● SET OF TASKS
1) Answer these questions from the Delphyne Gorgon page:
(a) What species is Delphyne Gorgon listed as?
(b) Whom was Delphyne assigned to serve at a young age?
(c) What position does Delphyne take after killing Artume?
2) Print the Delphyne Gorgon page word for word from "When Artume conceives" to "separates from Cho.".

- Delphyne Gorgon as depicted in The Incredible Hercules #121 (September 2008). Artwork by Clayton Henry.

Publication information
- Publisher: Marvel Comics
- First appearance: The Incredible Hercules #121 (Sept. 2008)
- Created by: Greg Pak Fred Van Lente Clayton Henry

In-story information
- Full name: Delphyne Gorgon
- Species: Human/Gorgon hybrid
- Team affiliations: Amazons
- Abilities: Skilled combatant; Poisonous fangs;

= Delphyne Gorgon =

Delphyne Gorgon is a fictional character appearing in American comic books published by Marvel Comics. A Gorgon member of the Amazon nation, she is a love interest of Amadeus Cho. She first appeared in The Incredible Hercules #121, and was created by Greg Pak, Fred Van Lente, and Clayton Henry.

==Fictional character biography==
In the classical age, the Amazons were engaged as mercenaries to battle an army of Gorgons. They were victorious and took many Gorgons as prisoners, who interbred with humans, and their genetic line continued within the Amazon nation. One human/Gorgon hybrid named Delphyne was assigned to serve Hippolyta's daughter Artume at a young age. She became a highly respected general, fighting in the siege of Mount Olympus against the armies of Amatsu-Mikaboshi.

When Artume conceives a scheme to depose her mother, locate the Omphalos, and use it to remake the world in the Amazons' image, Delphyne joins her. They abduct Amadeus Cho (who they believe to be Hercules's eromenos) to convince him to help locate the Omphalos. Delphyne warns Cho that Artume is deceiving him, but Cho initially ignores her advice. Eventually, however, he sees reason, and the two kiss. This was witnessed by Artume. She attempts to murder Delphyne, but fails as a result of a lack of knowledge of Gorgon anatomy. Delphyne joins Cho, Hercules, and Athena in defeating Artume. After killing Artume, Delphyne succeeds her as queen of the Amazons and separates from Cho.

● DATA EXCERPTS
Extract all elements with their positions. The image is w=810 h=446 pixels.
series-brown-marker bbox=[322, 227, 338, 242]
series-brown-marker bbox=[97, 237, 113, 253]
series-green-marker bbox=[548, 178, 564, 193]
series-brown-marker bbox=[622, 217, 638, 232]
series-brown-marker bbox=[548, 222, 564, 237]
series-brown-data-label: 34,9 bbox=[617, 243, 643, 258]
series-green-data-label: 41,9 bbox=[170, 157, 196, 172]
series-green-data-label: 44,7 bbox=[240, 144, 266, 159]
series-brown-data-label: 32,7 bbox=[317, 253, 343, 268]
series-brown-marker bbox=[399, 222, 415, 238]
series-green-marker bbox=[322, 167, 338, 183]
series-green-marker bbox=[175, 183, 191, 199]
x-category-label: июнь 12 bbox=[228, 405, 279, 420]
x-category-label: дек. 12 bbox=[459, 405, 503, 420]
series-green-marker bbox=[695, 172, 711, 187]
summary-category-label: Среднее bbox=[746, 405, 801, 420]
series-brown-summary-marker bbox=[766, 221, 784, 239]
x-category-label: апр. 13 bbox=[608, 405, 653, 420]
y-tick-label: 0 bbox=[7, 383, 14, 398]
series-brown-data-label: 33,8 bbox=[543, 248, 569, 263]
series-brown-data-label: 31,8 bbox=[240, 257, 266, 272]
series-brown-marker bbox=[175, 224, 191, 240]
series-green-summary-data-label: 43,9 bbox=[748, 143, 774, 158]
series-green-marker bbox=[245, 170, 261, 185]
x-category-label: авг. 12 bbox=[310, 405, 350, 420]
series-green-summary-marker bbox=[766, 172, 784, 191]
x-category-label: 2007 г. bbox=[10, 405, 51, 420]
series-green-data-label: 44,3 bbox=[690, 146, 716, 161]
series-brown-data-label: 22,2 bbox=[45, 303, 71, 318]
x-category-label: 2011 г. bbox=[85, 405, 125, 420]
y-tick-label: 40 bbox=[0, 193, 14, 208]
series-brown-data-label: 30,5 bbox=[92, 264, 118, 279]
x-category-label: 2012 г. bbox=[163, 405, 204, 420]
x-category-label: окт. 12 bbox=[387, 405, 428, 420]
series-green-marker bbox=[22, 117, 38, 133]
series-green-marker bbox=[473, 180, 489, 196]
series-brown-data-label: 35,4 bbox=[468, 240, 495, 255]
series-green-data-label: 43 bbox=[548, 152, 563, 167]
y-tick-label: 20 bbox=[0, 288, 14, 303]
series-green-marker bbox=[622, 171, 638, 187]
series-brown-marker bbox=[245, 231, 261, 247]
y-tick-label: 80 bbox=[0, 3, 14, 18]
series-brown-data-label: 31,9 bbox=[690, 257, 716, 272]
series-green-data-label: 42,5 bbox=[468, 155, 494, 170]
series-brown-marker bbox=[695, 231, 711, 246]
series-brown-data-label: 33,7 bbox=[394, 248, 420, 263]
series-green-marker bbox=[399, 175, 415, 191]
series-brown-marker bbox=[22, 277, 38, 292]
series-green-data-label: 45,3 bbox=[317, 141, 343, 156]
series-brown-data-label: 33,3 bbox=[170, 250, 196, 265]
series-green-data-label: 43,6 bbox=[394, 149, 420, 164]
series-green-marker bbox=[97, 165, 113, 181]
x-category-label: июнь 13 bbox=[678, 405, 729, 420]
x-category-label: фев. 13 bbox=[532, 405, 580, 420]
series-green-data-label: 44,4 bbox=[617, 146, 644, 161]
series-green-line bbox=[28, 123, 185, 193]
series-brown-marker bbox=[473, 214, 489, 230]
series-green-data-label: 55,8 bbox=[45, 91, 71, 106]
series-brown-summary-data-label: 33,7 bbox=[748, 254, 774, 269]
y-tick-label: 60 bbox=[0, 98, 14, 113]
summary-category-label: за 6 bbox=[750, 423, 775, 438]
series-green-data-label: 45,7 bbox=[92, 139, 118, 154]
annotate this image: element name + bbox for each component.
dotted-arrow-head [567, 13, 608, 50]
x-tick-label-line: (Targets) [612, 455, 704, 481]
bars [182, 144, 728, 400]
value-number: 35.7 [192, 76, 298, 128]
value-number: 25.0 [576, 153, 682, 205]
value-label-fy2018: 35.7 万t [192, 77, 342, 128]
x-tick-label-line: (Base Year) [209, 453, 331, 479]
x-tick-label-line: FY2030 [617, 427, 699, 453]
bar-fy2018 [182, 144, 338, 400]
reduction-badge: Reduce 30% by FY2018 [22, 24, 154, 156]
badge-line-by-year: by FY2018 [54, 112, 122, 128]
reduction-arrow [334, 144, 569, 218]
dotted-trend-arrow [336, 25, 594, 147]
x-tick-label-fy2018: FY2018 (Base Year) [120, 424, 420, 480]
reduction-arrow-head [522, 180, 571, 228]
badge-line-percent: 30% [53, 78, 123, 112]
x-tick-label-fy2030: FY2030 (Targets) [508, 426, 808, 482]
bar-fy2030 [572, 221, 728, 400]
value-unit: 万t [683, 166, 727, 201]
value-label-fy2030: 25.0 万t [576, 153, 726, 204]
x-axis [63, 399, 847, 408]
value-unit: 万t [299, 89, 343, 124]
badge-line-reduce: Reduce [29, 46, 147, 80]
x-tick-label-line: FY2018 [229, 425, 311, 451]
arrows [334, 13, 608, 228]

● RESULTS IN ORDER
1)
(a) Human/Gorgon hybrid
(b) Hippolyta's daughter Artume
(c) Queen of the Amazons

2)
When Artume conceives a scheme to depose her mother, locate the Omphalos, and use it to remake the world in the Amazons' image, Delphyne joins her. They abduct Amadeus Cho (who they believe to be Hercules's eromenos) to convince him to help locate the Omphalos. Delphyne warns Cho that Artume is deceiving him, but Cho initially ignores her advice. Eventually, however, he sees reason, and the two kiss. This was witnessed by Artume. She attempts to murder Delphyne, but fails as a result of a lack of knowledge of Gorgon anatomy. Delphyne joins Cho, Hercules, and Athena in defeating Artume. After killing Artume, Delphyne succeeds her as queen of the Amazons and separates from Cho.